▶ [Exercise goal]: Count every line that has "точек" in it and give the total, nothing more.

▶ [Listing]:

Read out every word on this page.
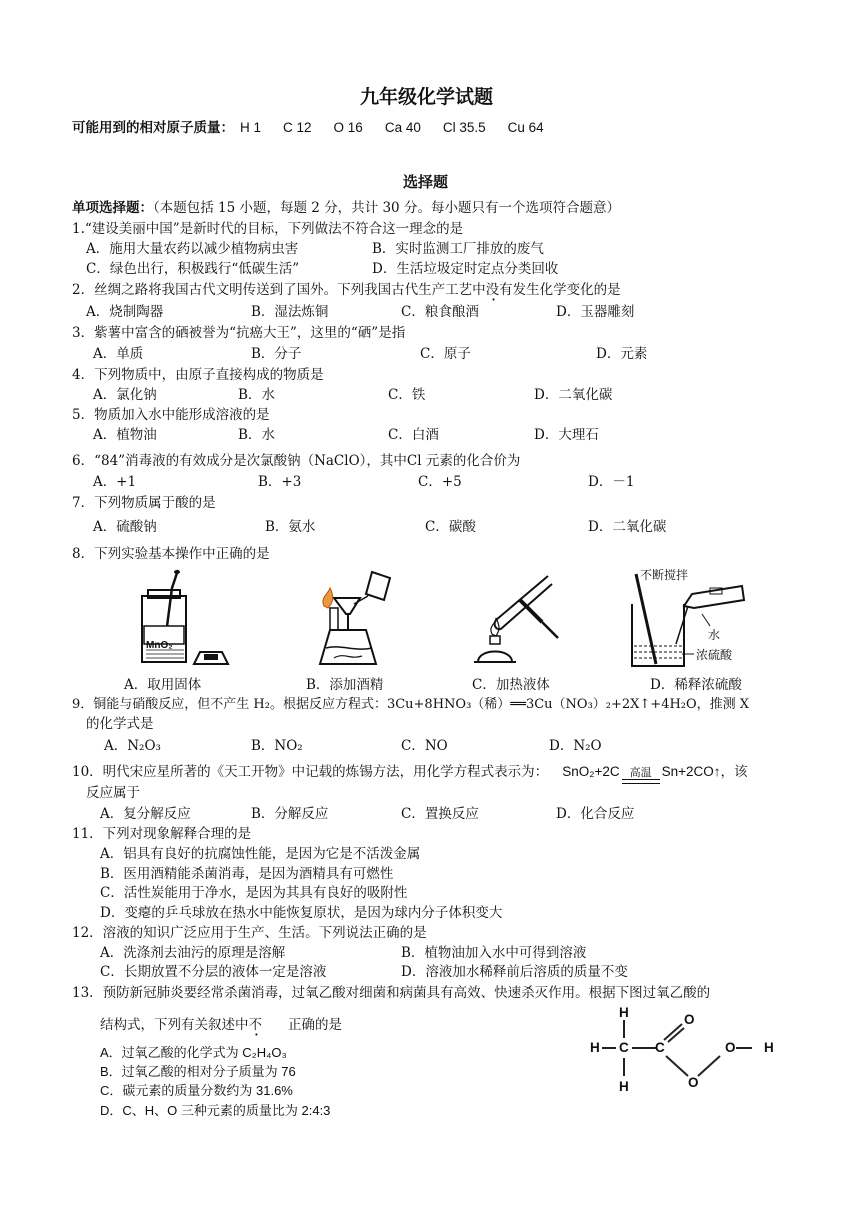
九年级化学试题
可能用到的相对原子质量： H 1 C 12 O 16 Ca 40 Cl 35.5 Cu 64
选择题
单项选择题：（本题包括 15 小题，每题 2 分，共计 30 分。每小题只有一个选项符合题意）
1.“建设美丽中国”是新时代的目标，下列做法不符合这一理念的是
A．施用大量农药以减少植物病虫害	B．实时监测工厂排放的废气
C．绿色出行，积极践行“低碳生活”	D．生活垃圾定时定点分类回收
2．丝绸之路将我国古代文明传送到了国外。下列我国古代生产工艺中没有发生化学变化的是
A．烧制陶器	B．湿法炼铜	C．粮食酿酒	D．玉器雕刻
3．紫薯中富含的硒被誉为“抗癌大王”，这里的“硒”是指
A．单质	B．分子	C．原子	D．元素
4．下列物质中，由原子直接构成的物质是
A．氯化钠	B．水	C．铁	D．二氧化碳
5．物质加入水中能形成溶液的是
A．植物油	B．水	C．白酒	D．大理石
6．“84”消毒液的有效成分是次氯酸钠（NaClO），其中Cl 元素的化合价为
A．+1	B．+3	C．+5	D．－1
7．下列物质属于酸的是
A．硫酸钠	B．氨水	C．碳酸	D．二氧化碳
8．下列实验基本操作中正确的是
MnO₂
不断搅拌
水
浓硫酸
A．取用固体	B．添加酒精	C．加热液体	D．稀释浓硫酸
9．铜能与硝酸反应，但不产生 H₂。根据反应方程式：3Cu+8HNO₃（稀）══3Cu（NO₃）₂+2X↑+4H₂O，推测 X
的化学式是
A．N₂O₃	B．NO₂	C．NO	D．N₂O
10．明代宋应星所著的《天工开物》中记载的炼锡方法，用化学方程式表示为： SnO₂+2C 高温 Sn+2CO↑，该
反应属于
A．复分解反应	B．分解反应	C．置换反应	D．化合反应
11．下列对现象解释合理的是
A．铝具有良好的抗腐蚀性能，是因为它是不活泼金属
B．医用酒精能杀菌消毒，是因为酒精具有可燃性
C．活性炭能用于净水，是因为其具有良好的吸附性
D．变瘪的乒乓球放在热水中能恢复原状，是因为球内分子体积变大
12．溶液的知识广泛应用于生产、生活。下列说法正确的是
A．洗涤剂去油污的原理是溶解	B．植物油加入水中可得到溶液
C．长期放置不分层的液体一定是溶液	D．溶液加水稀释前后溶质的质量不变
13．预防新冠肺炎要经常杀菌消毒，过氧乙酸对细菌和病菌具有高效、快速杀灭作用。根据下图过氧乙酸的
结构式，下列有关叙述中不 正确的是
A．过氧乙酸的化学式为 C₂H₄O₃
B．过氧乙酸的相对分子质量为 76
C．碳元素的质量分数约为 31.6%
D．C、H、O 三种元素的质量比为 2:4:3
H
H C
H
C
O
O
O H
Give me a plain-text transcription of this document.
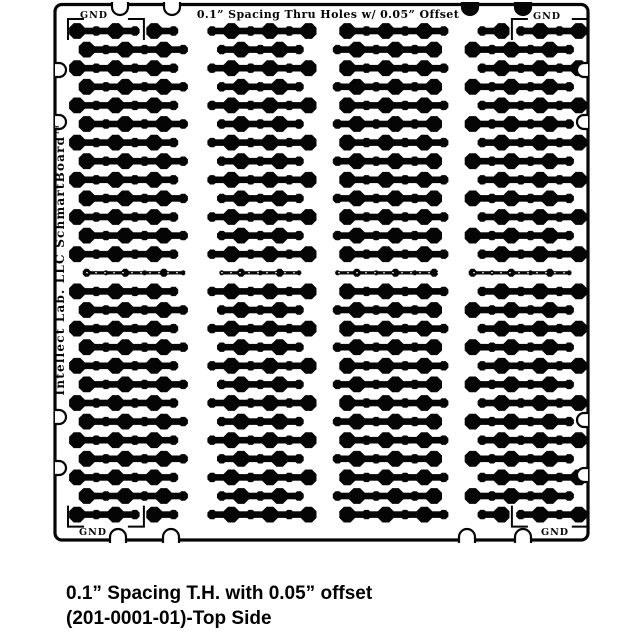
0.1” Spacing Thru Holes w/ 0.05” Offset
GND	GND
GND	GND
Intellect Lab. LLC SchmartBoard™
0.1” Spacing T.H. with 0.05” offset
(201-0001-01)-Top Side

==

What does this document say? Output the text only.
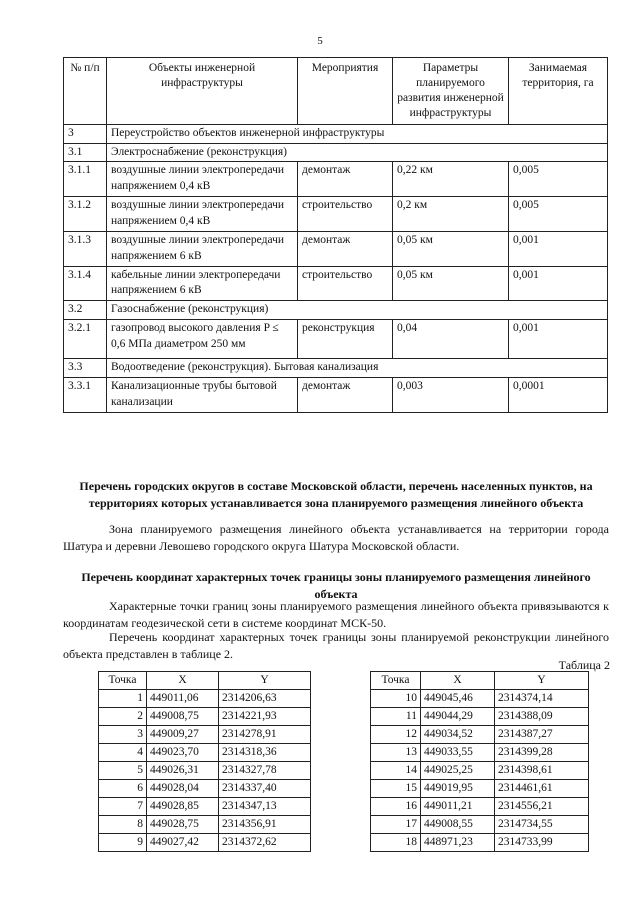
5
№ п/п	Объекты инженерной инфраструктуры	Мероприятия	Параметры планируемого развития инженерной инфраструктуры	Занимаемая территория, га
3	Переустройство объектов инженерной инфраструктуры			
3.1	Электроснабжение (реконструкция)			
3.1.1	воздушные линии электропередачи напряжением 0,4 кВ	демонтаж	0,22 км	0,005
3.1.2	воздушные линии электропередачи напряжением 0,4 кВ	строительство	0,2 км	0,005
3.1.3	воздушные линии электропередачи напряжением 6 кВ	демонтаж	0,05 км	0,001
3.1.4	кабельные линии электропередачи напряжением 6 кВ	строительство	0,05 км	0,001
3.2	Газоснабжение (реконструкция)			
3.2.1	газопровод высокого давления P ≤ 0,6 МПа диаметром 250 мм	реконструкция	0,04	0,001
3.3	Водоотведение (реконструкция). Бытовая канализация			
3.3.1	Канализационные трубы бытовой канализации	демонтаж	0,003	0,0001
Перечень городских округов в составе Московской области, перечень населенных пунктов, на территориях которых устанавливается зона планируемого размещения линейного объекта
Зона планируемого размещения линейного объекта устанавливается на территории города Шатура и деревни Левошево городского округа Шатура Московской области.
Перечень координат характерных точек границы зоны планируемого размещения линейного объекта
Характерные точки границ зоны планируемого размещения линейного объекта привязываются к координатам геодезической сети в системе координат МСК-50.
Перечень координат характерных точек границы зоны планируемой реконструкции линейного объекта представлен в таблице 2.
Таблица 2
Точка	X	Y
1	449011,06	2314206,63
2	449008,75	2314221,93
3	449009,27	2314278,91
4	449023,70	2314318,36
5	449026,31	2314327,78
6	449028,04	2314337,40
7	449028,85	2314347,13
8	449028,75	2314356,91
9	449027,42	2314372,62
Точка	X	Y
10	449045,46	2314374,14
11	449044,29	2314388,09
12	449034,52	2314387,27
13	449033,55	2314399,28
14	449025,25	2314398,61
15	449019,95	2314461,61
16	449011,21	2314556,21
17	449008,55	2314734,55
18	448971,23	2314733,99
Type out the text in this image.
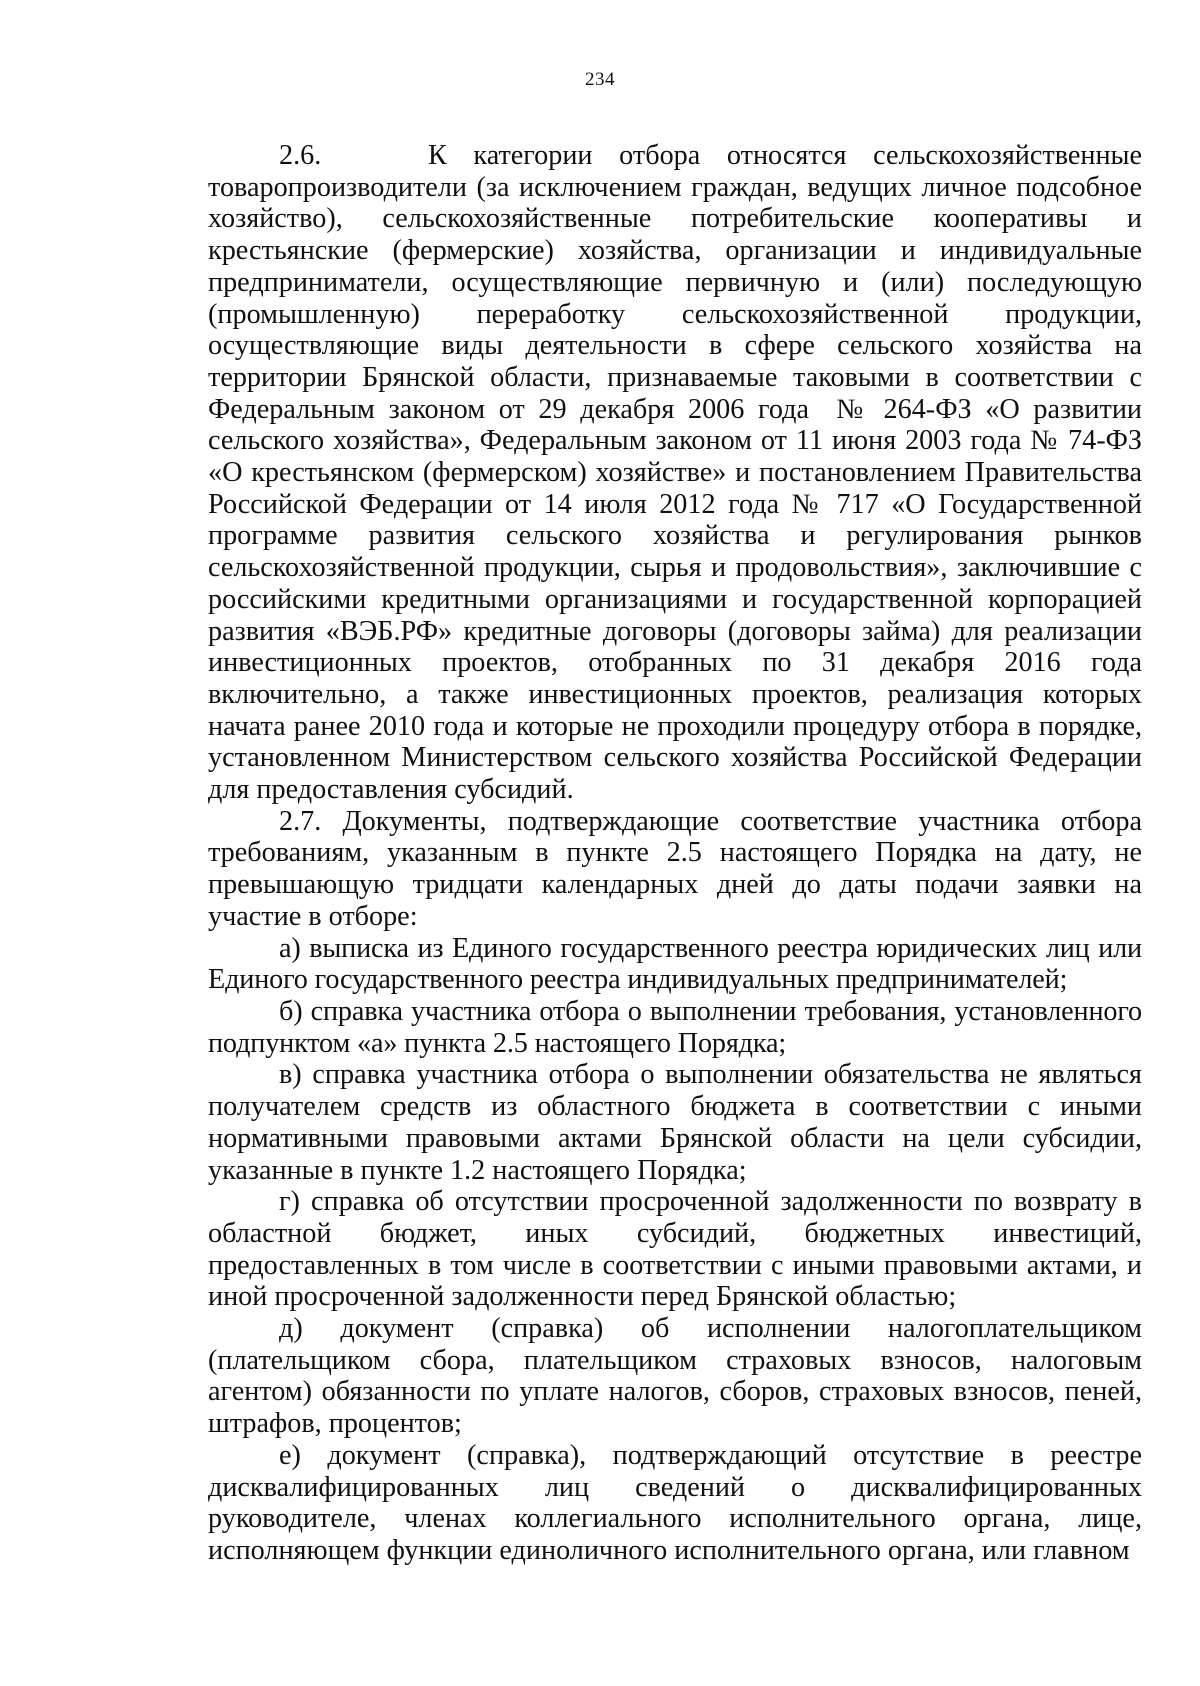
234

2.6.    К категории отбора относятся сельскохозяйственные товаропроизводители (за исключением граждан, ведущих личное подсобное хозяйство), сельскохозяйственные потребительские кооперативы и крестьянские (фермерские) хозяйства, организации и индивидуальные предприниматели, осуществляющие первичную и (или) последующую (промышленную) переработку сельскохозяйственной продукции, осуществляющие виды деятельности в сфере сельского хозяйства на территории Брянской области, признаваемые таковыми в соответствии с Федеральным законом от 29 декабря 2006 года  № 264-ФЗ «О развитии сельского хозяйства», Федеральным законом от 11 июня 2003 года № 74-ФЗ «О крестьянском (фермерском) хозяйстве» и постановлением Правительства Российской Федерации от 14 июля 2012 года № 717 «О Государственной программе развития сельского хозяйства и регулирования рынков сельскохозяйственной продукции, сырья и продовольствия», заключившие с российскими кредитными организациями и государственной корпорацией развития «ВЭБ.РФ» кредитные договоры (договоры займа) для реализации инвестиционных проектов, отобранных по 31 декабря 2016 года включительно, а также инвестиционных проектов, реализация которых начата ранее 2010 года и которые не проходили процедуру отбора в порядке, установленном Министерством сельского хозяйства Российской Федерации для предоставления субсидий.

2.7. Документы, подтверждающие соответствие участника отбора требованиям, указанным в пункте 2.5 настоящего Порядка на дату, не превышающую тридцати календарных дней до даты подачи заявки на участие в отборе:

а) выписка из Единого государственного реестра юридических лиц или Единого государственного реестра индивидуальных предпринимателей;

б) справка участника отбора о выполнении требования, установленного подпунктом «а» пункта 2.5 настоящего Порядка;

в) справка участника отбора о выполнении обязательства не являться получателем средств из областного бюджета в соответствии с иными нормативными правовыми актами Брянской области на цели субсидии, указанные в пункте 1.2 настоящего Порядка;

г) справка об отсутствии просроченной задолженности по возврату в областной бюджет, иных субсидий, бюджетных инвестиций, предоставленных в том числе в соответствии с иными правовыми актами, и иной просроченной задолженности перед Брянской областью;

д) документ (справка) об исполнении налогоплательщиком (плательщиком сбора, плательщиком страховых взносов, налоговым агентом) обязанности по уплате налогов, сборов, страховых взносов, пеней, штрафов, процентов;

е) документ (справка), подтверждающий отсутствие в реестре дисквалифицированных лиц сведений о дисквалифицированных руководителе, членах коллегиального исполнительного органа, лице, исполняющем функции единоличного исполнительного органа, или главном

--

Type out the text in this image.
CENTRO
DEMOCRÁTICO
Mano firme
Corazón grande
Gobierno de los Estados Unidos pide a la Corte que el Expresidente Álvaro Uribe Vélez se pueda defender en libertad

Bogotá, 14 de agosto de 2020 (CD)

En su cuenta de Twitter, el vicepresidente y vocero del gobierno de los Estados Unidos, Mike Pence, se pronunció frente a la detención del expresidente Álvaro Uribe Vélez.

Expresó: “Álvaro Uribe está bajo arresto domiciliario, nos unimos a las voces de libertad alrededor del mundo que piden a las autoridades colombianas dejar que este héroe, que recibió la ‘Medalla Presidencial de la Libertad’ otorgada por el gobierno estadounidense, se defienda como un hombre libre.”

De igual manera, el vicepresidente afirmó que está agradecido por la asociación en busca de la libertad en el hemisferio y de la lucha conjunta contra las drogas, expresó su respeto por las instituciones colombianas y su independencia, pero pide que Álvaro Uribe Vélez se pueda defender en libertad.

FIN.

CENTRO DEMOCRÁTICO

▶ [The result]: 2